*Written exercise:*
Reproduce every record below exactly as it appears.

[Records contained in a dataset]
—————
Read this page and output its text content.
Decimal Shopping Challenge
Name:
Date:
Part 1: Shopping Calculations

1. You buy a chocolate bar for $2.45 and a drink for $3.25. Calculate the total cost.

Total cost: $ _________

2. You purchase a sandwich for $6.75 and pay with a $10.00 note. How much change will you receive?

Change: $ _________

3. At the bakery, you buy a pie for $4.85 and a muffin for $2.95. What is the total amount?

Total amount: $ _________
—————
*The completed task:*
Read this page and output its text content.
Decimal Shopping Challenge
Name:
Date:
Part 1: Shopping Calculations

1. You buy a chocolate bar for $2.45 and a drink for $3.25. Calculate the total cost.

Total cost: $ _________

2. You purchase a sandwich for $6.75 and pay with a $10.00 note. How much change will you receive?

Change: $ _________

3. At the bakery, you buy a pie for $4.85 and a muffin for $2.95. What is the total amount?

Total amount: $ _________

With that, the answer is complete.